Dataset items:
- - - - -

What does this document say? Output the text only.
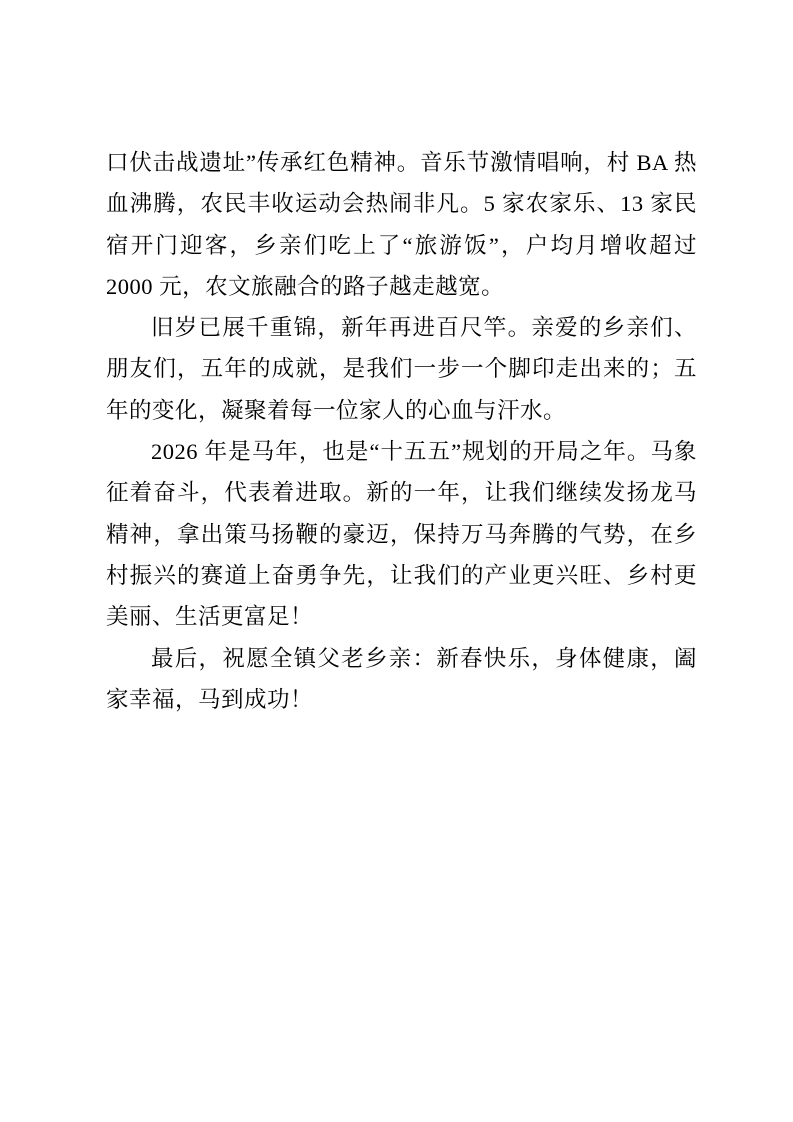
口伏击战遗址”传承红色精神。音乐节激情唱响，村 BA 热血沸腾，农民丰收运动会热闹非凡。5 家农家乐、13 家民宿开门迎客，乡亲们吃上了“旅游饭”，户均月增收超过 2000 元，农文旅融合的路子越走越宽。

旧岁已展千重锦，新年再进百尺竿。亲爱的乡亲们、朋友们，五年的成就，是我们一步一个脚印走出来的；五年的变化，凝聚着每一位家人的心血与汗水。

2026 年是马年，也是“十五五”规划的开局之年。马象征着奋斗，代表着进取。新的一年，让我们继续发扬龙马精神，拿出策马扬鞭的豪迈，保持万马奔腾的气势，在乡村振兴的赛道上奋勇争先，让我们的产业更兴旺、乡村更美丽、生活更富足！

最后，祝愿全镇父老乡亲：新春快乐，身体健康，阖家幸福，马到成功！
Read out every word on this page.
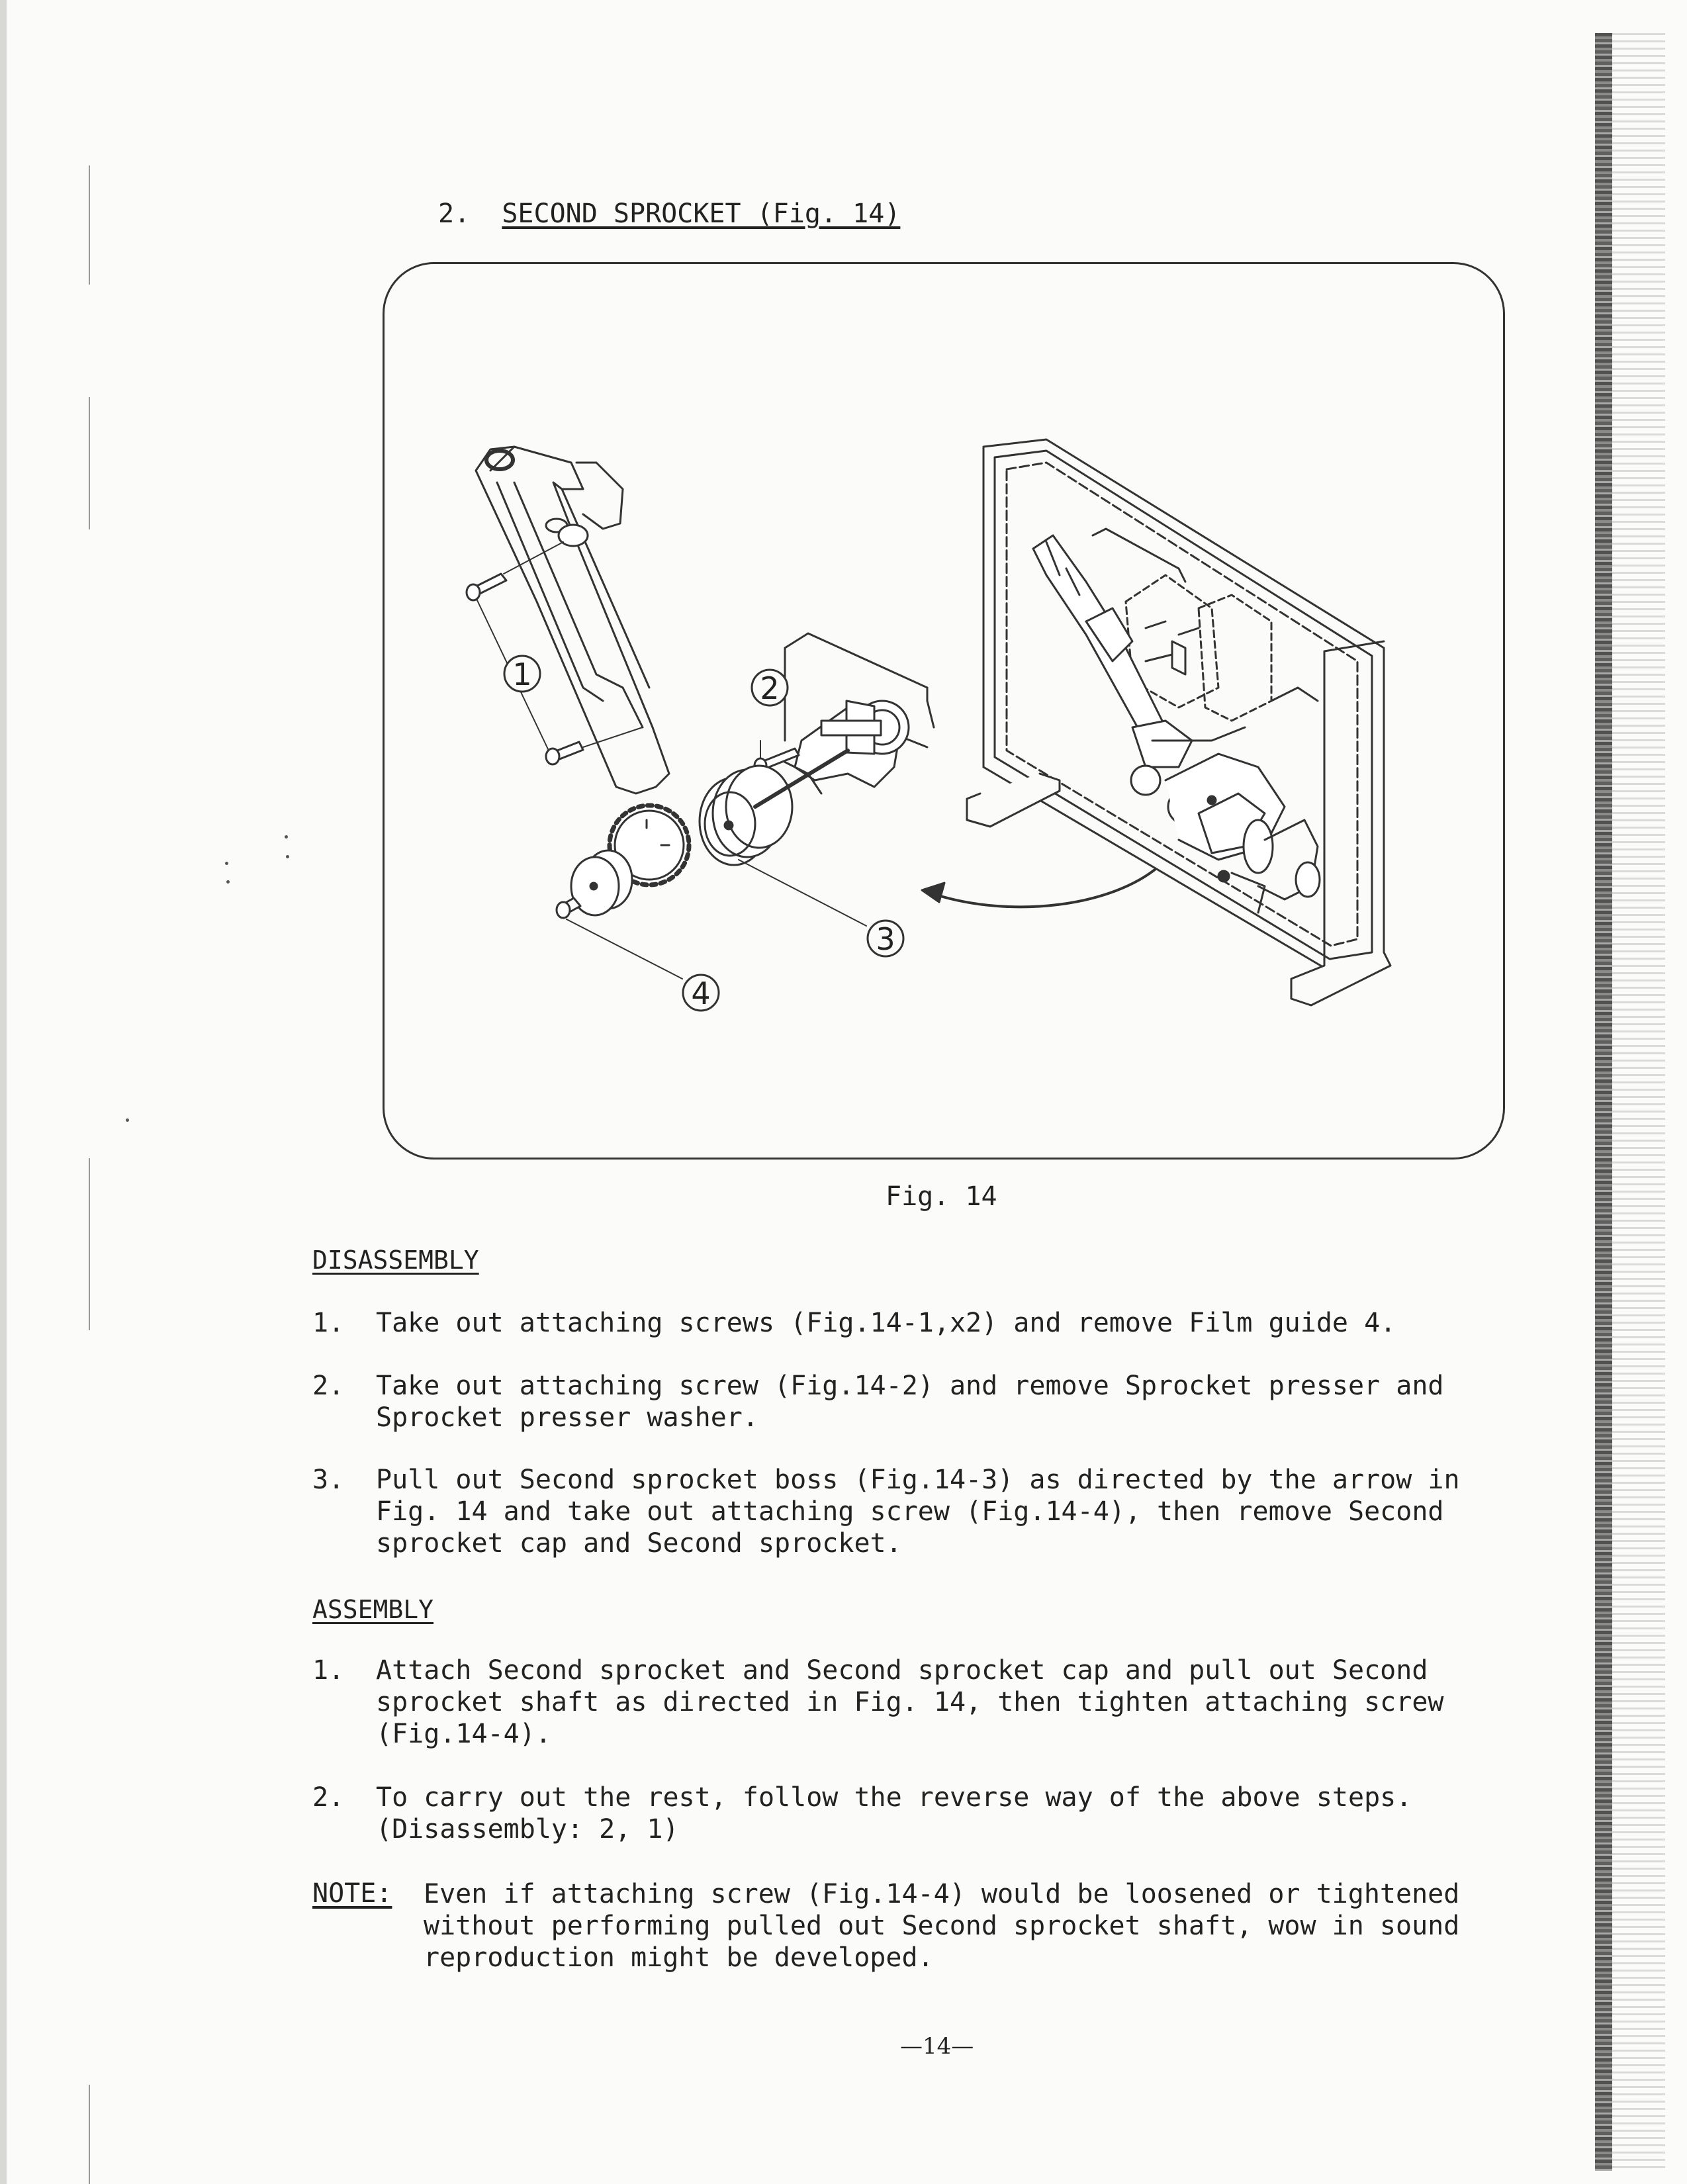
2. SECOND SPROCKET (Fig. 14)
1	2
3
4
Fig. 14
DISASSEMBLY
1. Take out attaching screws (Fig.14-1,x2) and remove Film guide 4.
2. Take out attaching screw (Fig.14-2) and remove Sprocket presser and
Sprocket presser washer.
3. Pull out Second sprocket boss (Fig.14-3) as directed by the arrow in
Fig. 14 and take out attaching screw (Fig.14-4), then remove Second
sprocket cap and Second sprocket.
ASSEMBLY
1. Attach Second sprocket and Second sprocket cap and pull out Second
sprocket shaft as directed in Fig. 14, then tighten attaching screw
(Fig.14-4).
2. To carry out the rest, follow the reverse way of the above steps.
(Disassembly: 2, 1)
NOTE: Even if attaching screw (Fig.14-4) would be loosened or tightened
without performing pulled out Second sprocket shaft, wow in sound
reproduction might be developed.
—14—
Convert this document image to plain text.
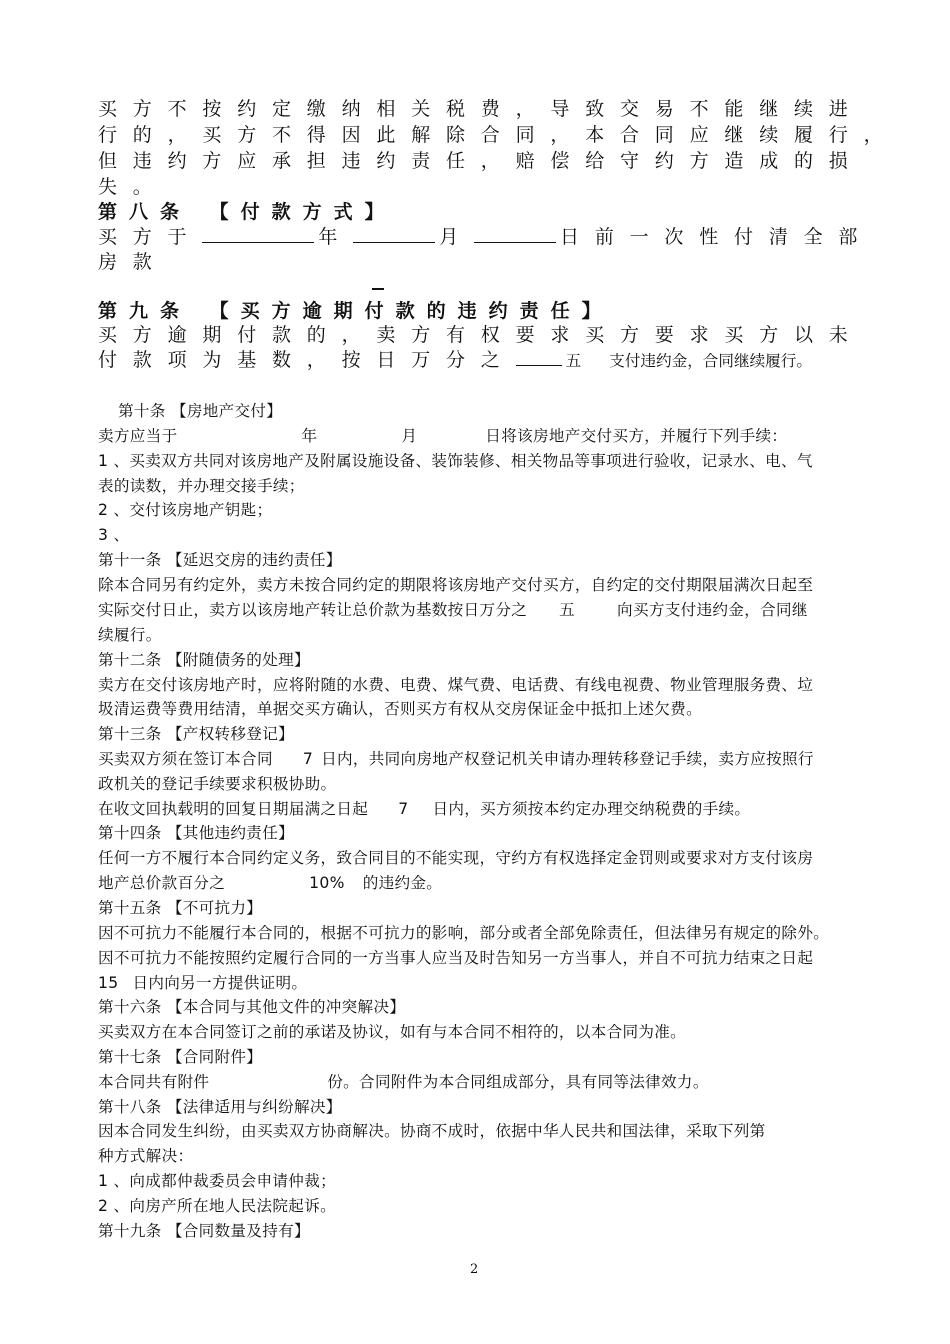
买方不按约定缴纳相关税费，导致交易不能继续进
行的，买方不得因此解除合同，本合同应继续履行，
但违约方应承担违约责任，赔偿给守约方造成的损
失。
第八条 【付款方式】
买方于	年	月	日前一次性付清全部
房款
第九条 【买方逾期付款的违约责任】
买方逾期付款的，卖方有权要求买方要求买方以未
付款项为基数，按日万分之	五 支付违约金，合同继续履行。
第十条 【房地产交付】
卖方应当于	年	月	日将该房地产交付买方，并履行下列手续：
1 、买卖双方共同对该房地产及附属设施设备、装饰装修、相关物品等事项进行验收，记录水、电、气
表的读数，并办理交接手续；
2 、交付该房地产钥匙；
3 、
第十一条 【延迟交房的违约责任】
除本合同另有约定外，卖方未按合同约定的期限将该房地产交付买方，自约定的交付期限届满次日起至
实际交付日止，卖方以该房地产转让总价款为基数按日万分之 五	向买方支付违约金，合同继
续履行。
第十二条 【附随债务的处理】
卖方在交付该房地产时，应将附随的水费、电费、煤气费、电话费、有线电视费、物业管理服务费、垃
圾清运费等费用结清，单据交买方确认，否则买方有权从交房保证金中抵扣上述欠费。
第十三条 【产权转移登记】
买卖双方须在签订本合同 7 日内，共同向房地产权登记机关申请办理转移登记手续，卖方应按照行
政机关的登记手续要求积极协助。
在收文回执载明的回复日期届满之日起 7 日内，买方须按本约定办理交纳税费的手续。
第十四条 【其他违约责任】
任何一方不履行本合同约定义务，致合同目的不能实现，守约方有权选择定金罚则或要求对方支付该房
地产总价款百分之	10% 的违约金。
第十五条 【不可抗力】
因不可抗力不能履行本合同的，根据不可抗力的影响，部分或者全部免除责任，但法律另有规定的除外。
因不可抗力不能按照约定履行合同的一方当事人应当及时告知另一方当事人，并自不可抗力结束之日起
15 日内向另一方提供证明。
第十六条 【本合同与其他文件的冲突解决】
买卖双方在本合同签订之前的承诺及协议，如有与本合同不相符的，以本合同为准。
第十七条 【合同附件】
本合同共有附件	份。合同附件为本合同组成部分，具有同等法律效力。
第十八条 【法律适用与纠纷解决】
因本合同发生纠纷，由买卖双方协商解决。协商不成时，依据中华人民共和国法律，采取下列第
种方式解决：
1 、向成都仲裁委员会申请仲裁；
2 、向房产所在地人民法院起诉。
第十九条 【合同数量及持有】
2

- - - - -

Job:
Copy out each line exactly, without the pictures.

Answer for this exercise:
What does this document say? Output the text only.
口伏击战遗址”传承红色精神。音乐节激情唱响，村 BA 热血沸腾，农民丰收运动会热闹非凡。5 家农家乐、13 家民宿开门迎客，乡亲们吃上了“旅游饭”，户均月增收超过 2000 元，农文旅融合的路子越走越宽。

旧岁已展千重锦，新年再进百尺竿。亲爱的乡亲们、朋友们，五年的成就，是我们一步一个脚印走出来的；五年的变化，凝聚着每一位家人的心血与汗水。

2026 年是马年，也是“十五五”规划的开局之年。马象征着奋斗，代表着进取。新的一年，让我们继续发扬龙马精神，拿出策马扬鞭的豪迈，保持万马奔腾的气势，在乡村振兴的赛道上奋勇争先，让我们的产业更兴旺、乡村更美丽、生活更富足！

最后，祝愿全镇父老乡亲：新春快乐，身体健康，阖家幸福，马到成功！
Read out every word on this page.
2. SECOND SPROCKET (Fig. 14)
1	2
3
4
Fig. 14
DISASSEMBLY
1. Take out attaching screws (Fig.14-1,x2) and remove Film guide 4.
2. Take out attaching screw (Fig.14-2) and remove Sprocket presser and
Sprocket presser washer.
3. Pull out Second sprocket boss (Fig.14-3) as directed by the arrow in
Fig. 14 and take out attaching screw (Fig.14-4), then remove Second
sprocket cap and Second sprocket.
ASSEMBLY
1. Attach Second sprocket and Second sprocket cap and pull out Second
sprocket shaft as directed in Fig. 14, then tighten attaching screw
(Fig.14-4).
2. To carry out the rest, follow the reverse way of the above steps.
(Disassembly: 2, 1)
NOTE: Even if attaching screw (Fig.14-4) would be loosened or tightened
without performing pulled out Second sprocket shaft, wow in sound
reproduction might be developed.
—14—
Convert this document image to plain text.
买方不按约定缴纳相关税费，导致交易不能继续进
行的，买方不得因此解除合同，本合同应继续履行，
但违约方应承担违约责任，赔偿给守约方造成的损
失。
第八条 【付款方式】
买方于	年	月	日前一次性付清全部
房款
第九条 【买方逾期付款的违约责任】
买方逾期付款的，卖方有权要求买方要求买方以未
付款项为基数，按日万分之	五 支付违约金，合同继续履行。
第十条 【房地产交付】
卖方应当于	年	月	日将该房地产交付买方，并履行下列手续：
1 、买卖双方共同对该房地产及附属设施设备、装饰装修、相关物品等事项进行验收，记录水、电、气
表的读数，并办理交接手续；
2 、交付该房地产钥匙；
3 、
第十一条 【延迟交房的违约责任】
除本合同另有约定外，卖方未按合同约定的期限将该房地产交付买方，自约定的交付期限届满次日起至
实际交付日止，卖方以该房地产转让总价款为基数按日万分之 五	向买方支付违约金，合同继
续履行。
第十二条 【附随债务的处理】
卖方在交付该房地产时，应将附随的水费、电费、煤气费、电话费、有线电视费、物业管理服务费、垃
圾清运费等费用结清，单据交买方确认，否则买方有权从交房保证金中抵扣上述欠费。
第十三条 【产权转移登记】
买卖双方须在签订本合同 7 日内，共同向房地产权登记机关申请办理转移登记手续，卖方应按照行
政机关的登记手续要求积极协助。
在收文回执载明的回复日期届满之日起 7 日内，买方须按本约定办理交纳税费的手续。
第十四条 【其他违约责任】
任何一方不履行本合同约定义务，致合同目的不能实现，守约方有权选择定金罚则或要求对方支付该房
地产总价款百分之	10% 的违约金。
第十五条 【不可抗力】
因不可抗力不能履行本合同的，根据不可抗力的影响，部分或者全部免除责任，但法律另有规定的除外。
因不可抗力不能按照约定履行合同的一方当事人应当及时告知另一方当事人，并自不可抗力结束之日起
15 日内向另一方提供证明。
第十六条 【本合同与其他文件的冲突解决】
买卖双方在本合同签订之前的承诺及协议，如有与本合同不相符的，以本合同为准。
第十七条 【合同附件】
本合同共有附件	份。合同附件为本合同组成部分，具有同等法律效力。
第十八条 【法律适用与纠纷解决】
因本合同发生纠纷，由买卖双方协商解决。协商不成时，依据中华人民共和国法律，采取下列第
种方式解决：
1 、向成都仲裁委员会申请仲裁；
2 、向房产所在地人民法院起诉。
第十九条 【合同数量及持有】
2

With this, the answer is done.